* [Written task] Please quote the material exactly, every line of it.

[start]

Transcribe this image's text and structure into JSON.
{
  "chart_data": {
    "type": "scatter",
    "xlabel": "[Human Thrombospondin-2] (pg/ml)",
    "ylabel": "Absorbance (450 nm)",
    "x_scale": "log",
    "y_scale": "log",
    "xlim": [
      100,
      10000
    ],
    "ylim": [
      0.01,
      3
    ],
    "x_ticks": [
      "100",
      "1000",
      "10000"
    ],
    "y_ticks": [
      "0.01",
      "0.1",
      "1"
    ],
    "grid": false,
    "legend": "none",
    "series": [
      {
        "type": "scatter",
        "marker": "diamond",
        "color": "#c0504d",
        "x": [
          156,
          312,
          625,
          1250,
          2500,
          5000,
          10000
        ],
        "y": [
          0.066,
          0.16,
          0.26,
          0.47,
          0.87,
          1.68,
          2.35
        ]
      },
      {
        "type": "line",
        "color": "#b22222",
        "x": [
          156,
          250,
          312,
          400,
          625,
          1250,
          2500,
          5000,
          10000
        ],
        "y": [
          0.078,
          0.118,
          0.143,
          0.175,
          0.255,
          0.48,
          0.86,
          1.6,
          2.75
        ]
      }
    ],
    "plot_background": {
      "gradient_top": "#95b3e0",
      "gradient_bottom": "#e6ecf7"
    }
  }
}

[end]

* [Output for this exercise]
Transcribe this image's text and structure into JSON.
{
  "chart_data": {
    "type": "scatter",
    "xlabel": "[Human Thrombospondin-2] (pg/ml)",
    "ylabel": "Absorbance (450 nm)",
    "x_scale": "log",
    "y_scale": "log",
    "xlim": [
      100,
      10000
    ],
    "ylim": [
      0.01,
      3
    ],
    "x_ticks": [
      "100",
      "1000",
      "10000"
    ],
    "y_ticks": [
      "0.01",
      "0.1",
      "1"
    ],
    "grid": false,
    "legend": "none",
    "series": [
      {
        "type": "scatter",
        "marker": "diamond",
        "color": "#c0504d",
        "x": [
          156,
          312,
          625,
          1250,
          2500,
          5000,
          10000
        ],
        "y": [
          0.066,
          0.16,
          0.26,
          0.47,
          0.87,
          1.68,
          2.35
        ]
      },
      {
        "type": "line",
        "color": "#b22222",
        "x": [
          156,
          250,
          312,
          400,
          625,
          1250,
          2500,
          5000,
          10000
        ],
        "y": [
          0.078,
          0.118,
          0.143,
          0.175,
          0.255,
          0.48,
          0.86,
          1.6,
          2.75
        ]
      }
    ],
    "plot_background": {
      "gradient_top": "#95b3e0",
      "gradient_bottom": "#e6ecf7"
    }
  }
}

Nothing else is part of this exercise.